Set problem:
Extract the text of every entry below exactly; leave images out.

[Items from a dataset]

-------

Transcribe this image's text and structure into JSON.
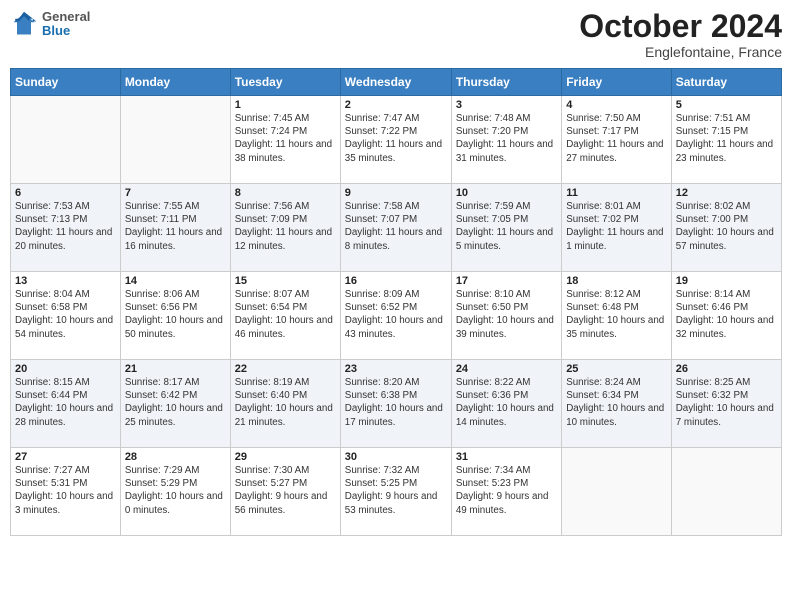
{
  "logo": {
    "general": "General",
    "blue": "Blue"
  },
  "header": {
    "title": "October 2024",
    "location": "Englefontaine, France"
  },
  "weekdays": [
    "Sunday",
    "Monday",
    "Tuesday",
    "Wednesday",
    "Thursday",
    "Friday",
    "Saturday"
  ],
  "weeks": [
    [
      {
        "day": "",
        "sunrise": "",
        "sunset": "",
        "daylight": ""
      },
      {
        "day": "",
        "sunrise": "",
        "sunset": "",
        "daylight": ""
      },
      {
        "day": "1",
        "sunrise": "Sunrise: 7:45 AM",
        "sunset": "Sunset: 7:24 PM",
        "daylight": "Daylight: 11 hours and 38 minutes."
      },
      {
        "day": "2",
        "sunrise": "Sunrise: 7:47 AM",
        "sunset": "Sunset: 7:22 PM",
        "daylight": "Daylight: 11 hours and 35 minutes."
      },
      {
        "day": "3",
        "sunrise": "Sunrise: 7:48 AM",
        "sunset": "Sunset: 7:20 PM",
        "daylight": "Daylight: 11 hours and 31 minutes."
      },
      {
        "day": "4",
        "sunrise": "Sunrise: 7:50 AM",
        "sunset": "Sunset: 7:17 PM",
        "daylight": "Daylight: 11 hours and 27 minutes."
      },
      {
        "day": "5",
        "sunrise": "Sunrise: 7:51 AM",
        "sunset": "Sunset: 7:15 PM",
        "daylight": "Daylight: 11 hours and 23 minutes."
      }
    ],
    [
      {
        "day": "6",
        "sunrise": "Sunrise: 7:53 AM",
        "sunset": "Sunset: 7:13 PM",
        "daylight": "Daylight: 11 hours and 20 minutes."
      },
      {
        "day": "7",
        "sunrise": "Sunrise: 7:55 AM",
        "sunset": "Sunset: 7:11 PM",
        "daylight": "Daylight: 11 hours and 16 minutes."
      },
      {
        "day": "8",
        "sunrise": "Sunrise: 7:56 AM",
        "sunset": "Sunset: 7:09 PM",
        "daylight": "Daylight: 11 hours and 12 minutes."
      },
      {
        "day": "9",
        "sunrise": "Sunrise: 7:58 AM",
        "sunset": "Sunset: 7:07 PM",
        "daylight": "Daylight: 11 hours and 8 minutes."
      },
      {
        "day": "10",
        "sunrise": "Sunrise: 7:59 AM",
        "sunset": "Sunset: 7:05 PM",
        "daylight": "Daylight: 11 hours and 5 minutes."
      },
      {
        "day": "11",
        "sunrise": "Sunrise: 8:01 AM",
        "sunset": "Sunset: 7:02 PM",
        "daylight": "Daylight: 11 hours and 1 minute."
      },
      {
        "day": "12",
        "sunrise": "Sunrise: 8:02 AM",
        "sunset": "Sunset: 7:00 PM",
        "daylight": "Daylight: 10 hours and 57 minutes."
      }
    ],
    [
      {
        "day": "13",
        "sunrise": "Sunrise: 8:04 AM",
        "sunset": "Sunset: 6:58 PM",
        "daylight": "Daylight: 10 hours and 54 minutes."
      },
      {
        "day": "14",
        "sunrise": "Sunrise: 8:06 AM",
        "sunset": "Sunset: 6:56 PM",
        "daylight": "Daylight: 10 hours and 50 minutes."
      },
      {
        "day": "15",
        "sunrise": "Sunrise: 8:07 AM",
        "sunset": "Sunset: 6:54 PM",
        "daylight": "Daylight: 10 hours and 46 minutes."
      },
      {
        "day": "16",
        "sunrise": "Sunrise: 8:09 AM",
        "sunset": "Sunset: 6:52 PM",
        "daylight": "Daylight: 10 hours and 43 minutes."
      },
      {
        "day": "17",
        "sunrise": "Sunrise: 8:10 AM",
        "sunset": "Sunset: 6:50 PM",
        "daylight": "Daylight: 10 hours and 39 minutes."
      },
      {
        "day": "18",
        "sunrise": "Sunrise: 8:12 AM",
        "sunset": "Sunset: 6:48 PM",
        "daylight": "Daylight: 10 hours and 35 minutes."
      },
      {
        "day": "19",
        "sunrise": "Sunrise: 8:14 AM",
        "sunset": "Sunset: 6:46 PM",
        "daylight": "Daylight: 10 hours and 32 minutes."
      }
    ],
    [
      {
        "day": "20",
        "sunrise": "Sunrise: 8:15 AM",
        "sunset": "Sunset: 6:44 PM",
        "daylight": "Daylight: 10 hours and 28 minutes."
      },
      {
        "day": "21",
        "sunrise": "Sunrise: 8:17 AM",
        "sunset": "Sunset: 6:42 PM",
        "daylight": "Daylight: 10 hours and 25 minutes."
      },
      {
        "day": "22",
        "sunrise": "Sunrise: 8:19 AM",
        "sunset": "Sunset: 6:40 PM",
        "daylight": "Daylight: 10 hours and 21 minutes."
      },
      {
        "day": "23",
        "sunrise": "Sunrise: 8:20 AM",
        "sunset": "Sunset: 6:38 PM",
        "daylight": "Daylight: 10 hours and 17 minutes."
      },
      {
        "day": "24",
        "sunrise": "Sunrise: 8:22 AM",
        "sunset": "Sunset: 6:36 PM",
        "daylight": "Daylight: 10 hours and 14 minutes."
      },
      {
        "day": "25",
        "sunrise": "Sunrise: 8:24 AM",
        "sunset": "Sunset: 6:34 PM",
        "daylight": "Daylight: 10 hours and 10 minutes."
      },
      {
        "day": "26",
        "sunrise": "Sunrise: 8:25 AM",
        "sunset": "Sunset: 6:32 PM",
        "daylight": "Daylight: 10 hours and 7 minutes."
      }
    ],
    [
      {
        "day": "27",
        "sunrise": "Sunrise: 7:27 AM",
        "sunset": "Sunset: 5:31 PM",
        "daylight": "Daylight: 10 hours and 3 minutes."
      },
      {
        "day": "28",
        "sunrise": "Sunrise: 7:29 AM",
        "sunset": "Sunset: 5:29 PM",
        "daylight": "Daylight: 10 hours and 0 minutes."
      },
      {
        "day": "29",
        "sunrise": "Sunrise: 7:30 AM",
        "sunset": "Sunset: 5:27 PM",
        "daylight": "Daylight: 9 hours and 56 minutes."
      },
      {
        "day": "30",
        "sunrise": "Sunrise: 7:32 AM",
        "sunset": "Sunset: 5:25 PM",
        "daylight": "Daylight: 9 hours and 53 minutes."
      },
      {
        "day": "31",
        "sunrise": "Sunrise: 7:34 AM",
        "sunset": "Sunset: 5:23 PM",
        "daylight": "Daylight: 9 hours and 49 minutes."
      },
      {
        "day": "",
        "sunrise": "",
        "sunset": "",
        "daylight": ""
      },
      {
        "day": "",
        "sunrise": "",
        "sunset": "",
        "daylight": ""
      }
    ]
  ]
}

-------

Output of the task:
Transcribe this image's text and structure into JSON.
{
  "logo": {
    "general": "General",
    "blue": "Blue"
  },
  "header": {
    "title": "October 2024",
    "location": "Englefontaine, France"
  },
  "weekdays": [
    "Sunday",
    "Monday",
    "Tuesday",
    "Wednesday",
    "Thursday",
    "Friday",
    "Saturday"
  ],
  "weeks": [
    [
      {
        "day": "",
        "sunrise": "",
        "sunset": "",
        "daylight": ""
      },
      {
        "day": "",
        "sunrise": "",
        "sunset": "",
        "daylight": ""
      },
      {
        "day": "1",
        "sunrise": "Sunrise: 7:45 AM",
        "sunset": "Sunset: 7:24 PM",
        "daylight": "Daylight: 11 hours and 38 minutes."
      },
      {
        "day": "2",
        "sunrise": "Sunrise: 7:47 AM",
        "sunset": "Sunset: 7:22 PM",
        "daylight": "Daylight: 11 hours and 35 minutes."
      },
      {
        "day": "3",
        "sunrise": "Sunrise: 7:48 AM",
        "sunset": "Sunset: 7:20 PM",
        "daylight": "Daylight: 11 hours and 31 minutes."
      },
      {
        "day": "4",
        "sunrise": "Sunrise: 7:50 AM",
        "sunset": "Sunset: 7:17 PM",
        "daylight": "Daylight: 11 hours and 27 minutes."
      },
      {
        "day": "5",
        "sunrise": "Sunrise: 7:51 AM",
        "sunset": "Sunset: 7:15 PM",
        "daylight": "Daylight: 11 hours and 23 minutes."
      }
    ],
    [
      {
        "day": "6",
        "sunrise": "Sunrise: 7:53 AM",
        "sunset": "Sunset: 7:13 PM",
        "daylight": "Daylight: 11 hours and 20 minutes."
      },
      {
        "day": "7",
        "sunrise": "Sunrise: 7:55 AM",
        "sunset": "Sunset: 7:11 PM",
        "daylight": "Daylight: 11 hours and 16 minutes."
      },
      {
        "day": "8",
        "sunrise": "Sunrise: 7:56 AM",
        "sunset": "Sunset: 7:09 PM",
        "daylight": "Daylight: 11 hours and 12 minutes."
      },
      {
        "day": "9",
        "sunrise": "Sunrise: 7:58 AM",
        "sunset": "Sunset: 7:07 PM",
        "daylight": "Daylight: 11 hours and 8 minutes."
      },
      {
        "day": "10",
        "sunrise": "Sunrise: 7:59 AM",
        "sunset": "Sunset: 7:05 PM",
        "daylight": "Daylight: 11 hours and 5 minutes."
      },
      {
        "day": "11",
        "sunrise": "Sunrise: 8:01 AM",
        "sunset": "Sunset: 7:02 PM",
        "daylight": "Daylight: 11 hours and 1 minute."
      },
      {
        "day": "12",
        "sunrise": "Sunrise: 8:02 AM",
        "sunset": "Sunset: 7:00 PM",
        "daylight": "Daylight: 10 hours and 57 minutes."
      }
    ],
    [
      {
        "day": "13",
        "sunrise": "Sunrise: 8:04 AM",
        "sunset": "Sunset: 6:58 PM",
        "daylight": "Daylight: 10 hours and 54 minutes."
      },
      {
        "day": "14",
        "sunrise": "Sunrise: 8:06 AM",
        "sunset": "Sunset: 6:56 PM",
        "daylight": "Daylight: 10 hours and 50 minutes."
      },
      {
        "day": "15",
        "sunrise": "Sunrise: 8:07 AM",
        "sunset": "Sunset: 6:54 PM",
        "daylight": "Daylight: 10 hours and 46 minutes."
      },
      {
        "day": "16",
        "sunrise": "Sunrise: 8:09 AM",
        "sunset": "Sunset: 6:52 PM",
        "daylight": "Daylight: 10 hours and 43 minutes."
      },
      {
        "day": "17",
        "sunrise": "Sunrise: 8:10 AM",
        "sunset": "Sunset: 6:50 PM",
        "daylight": "Daylight: 10 hours and 39 minutes."
      },
      {
        "day": "18",
        "sunrise": "Sunrise: 8:12 AM",
        "sunset": "Sunset: 6:48 PM",
        "daylight": "Daylight: 10 hours and 35 minutes."
      },
      {
        "day": "19",
        "sunrise": "Sunrise: 8:14 AM",
        "sunset": "Sunset: 6:46 PM",
        "daylight": "Daylight: 10 hours and 32 minutes."
      }
    ],
    [
      {
        "day": "20",
        "sunrise": "Sunrise: 8:15 AM",
        "sunset": "Sunset: 6:44 PM",
        "daylight": "Daylight: 10 hours and 28 minutes."
      },
      {
        "day": "21",
        "sunrise": "Sunrise: 8:17 AM",
        "sunset": "Sunset: 6:42 PM",
        "daylight": "Daylight: 10 hours and 25 minutes."
      },
      {
        "day": "22",
        "sunrise": "Sunrise: 8:19 AM",
        "sunset": "Sunset: 6:40 PM",
        "daylight": "Daylight: 10 hours and 21 minutes."
      },
      {
        "day": "23",
        "sunrise": "Sunrise: 8:20 AM",
        "sunset": "Sunset: 6:38 PM",
        "daylight": "Daylight: 10 hours and 17 minutes."
      },
      {
        "day": "24",
        "sunrise": "Sunrise: 8:22 AM",
        "sunset": "Sunset: 6:36 PM",
        "daylight": "Daylight: 10 hours and 14 minutes."
      },
      {
        "day": "25",
        "sunrise": "Sunrise: 8:24 AM",
        "sunset": "Sunset: 6:34 PM",
        "daylight": "Daylight: 10 hours and 10 minutes."
      },
      {
        "day": "26",
        "sunrise": "Sunrise: 8:25 AM",
        "sunset": "Sunset: 6:32 PM",
        "daylight": "Daylight: 10 hours and 7 minutes."
      }
    ],
    [
      {
        "day": "27",
        "sunrise": "Sunrise: 7:27 AM",
        "sunset": "Sunset: 5:31 PM",
        "daylight": "Daylight: 10 hours and 3 minutes."
      },
      {
        "day": "28",
        "sunrise": "Sunrise: 7:29 AM",
        "sunset": "Sunset: 5:29 PM",
        "daylight": "Daylight: 10 hours and 0 minutes."
      },
      {
        "day": "29",
        "sunrise": "Sunrise: 7:30 AM",
        "sunset": "Sunset: 5:27 PM",
        "daylight": "Daylight: 9 hours and 56 minutes."
      },
      {
        "day": "30",
        "sunrise": "Sunrise: 7:32 AM",
        "sunset": "Sunset: 5:25 PM",
        "daylight": "Daylight: 9 hours and 53 minutes."
      },
      {
        "day": "31",
        "sunrise": "Sunrise: 7:34 AM",
        "sunset": "Sunset: 5:23 PM",
        "daylight": "Daylight: 9 hours and 49 minutes."
      },
      {
        "day": "",
        "sunrise": "",
        "sunset": "",
        "daylight": ""
      },
      {
        "day": "",
        "sunrise": "",
        "sunset": "",
        "daylight": ""
      }
    ]
  ]
}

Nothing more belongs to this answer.